-- Begin ITEMS --
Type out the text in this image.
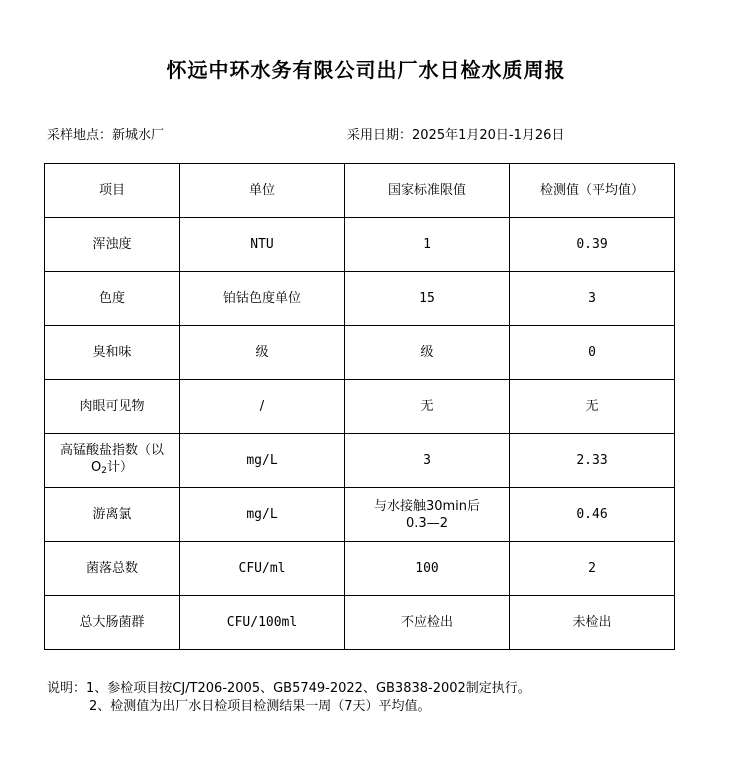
怀远中环水务有限公司出厂水日检水质周报
采样地点：新城水厂	采用日期：2025年1月20日-1月26日
项目	单位	国家标准限值	检测值（平均值）
浑浊度	NTU	1	0.39
色度	铂钴色度单位	15	3
臭和味	级	级	0
肉眼可见物	/	无	无
高锰酸盐指数（以
$O_2$计）	mg/L	3	2.33
游离氯	mg/L	与水接触30min后
0.3—2	0.46
菌落总数	CFU/ml	100	2
总大肠菌群	CFU/100ml	不应检出	未检出
说明：1、参检项目按CJ/T206-2005、GB5749-2022、GB3838-2002制定执行。
2、检测值为出厂水日检项目检测结果一周（7天）平均值。
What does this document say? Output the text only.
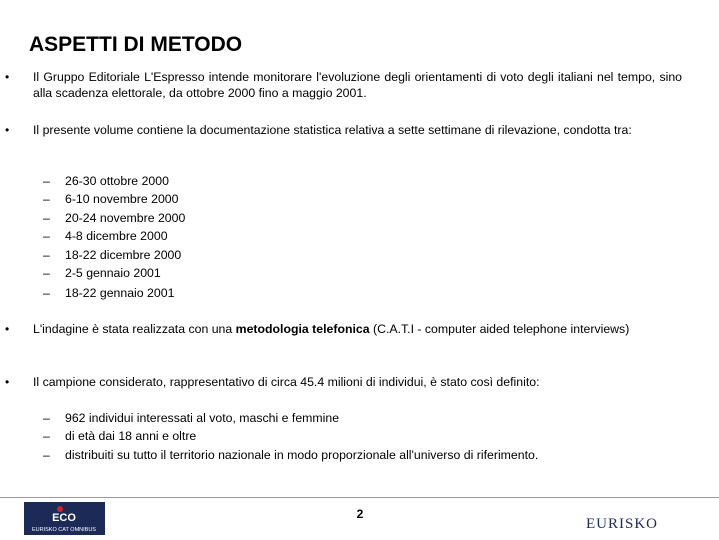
ASPETTI DI METODO
• Il Gruppo Editoriale L'Espresso intende monitorare l'evoluzione degli orientamenti di voto degli italiani nel tempo, sino alla scadenza elettorale, da ottobre 2000 fino a maggio 2001.

• Il presente volume contiene la documentazione statistica relativa a sette settimane di rilevazione, condotta tra:

– 26-30 ottobre 2000
– 6-10 novembre 2000
– 20-24 novembre 2000
– 4-8 dicembre 2000
– 18-22 dicembre 2000
– 2-5 gennaio 2001
– 18-22 gennaio 2001
• L'indagine è stata realizzata con una metodologia telefonica (C.A.T.I - computer aided telephone interviews)

• Il campione considerato, rappresentativo di circa 45.4 milioni di individui, è stato così definito:

– 962 individui interessati al voto, maschi e femmine
– di età dai 18 anni e oltre
– distribuiti su tutto il territorio nazionale in modo proporzionale all'universo di riferimento.
ECO
EURISKO CAT OMNIBUS
2
EURISKO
-- End ITEMS --
* AIM
Copy every line above word for word and exclude the pictures.

* FINAL RESULT
Type out the text in this image.
怀远中环水务有限公司出厂水日检水质周报
采样地点：新城水厂	采用日期：2025年1月20日-1月26日
项目	单位	国家标准限值	检测值（平均值）
浑浊度	NTU	1	0.39
色度	铂钴色度单位	15	3
臭和味	级	级	0
肉眼可见物	/	无	无
高锰酸盐指数（以
$O_2$计）	mg/L	3	2.33
游离氯	mg/L	与水接触30min后
0.3—2	0.46
菌落总数	CFU/ml	100	2
总大肠菌群	CFU/100ml	不应检出	未检出
说明：1、参检项目按CJ/T206-2005、GB5749-2022、GB3838-2002制定执行。
2、检测值为出厂水日检项目检测结果一周（7天）平均值。
What does this document say? Output the text only.
ASPETTI DI METODO
• Il Gruppo Editoriale L'Espresso intende monitorare l'evoluzione degli orientamenti di voto degli italiani nel tempo, sino alla scadenza elettorale, da ottobre 2000 fino a maggio 2001.

• Il presente volume contiene la documentazione statistica relativa a sette settimane di rilevazione, condotta tra:

– 26-30 ottobre 2000
– 6-10 novembre 2000
– 20-24 novembre 2000
– 4-8 dicembre 2000
– 18-22 dicembre 2000
– 2-5 gennaio 2001
– 18-22 gennaio 2001
• L'indagine è stata realizzata con una metodologia telefonica (C.A.T.I - computer aided telephone interviews)

• Il campione considerato, rappresentativo di circa 45.4 milioni di individui, è stato così definito:

– 962 individui interessati al voto, maschi e femmine
– di età dai 18 anni e oltre
– distribuiti su tutto il territorio nazionale in modo proporzionale all'universo di riferimento.
ECO
EURISKO CAT OMNIBUS
2
EURISKO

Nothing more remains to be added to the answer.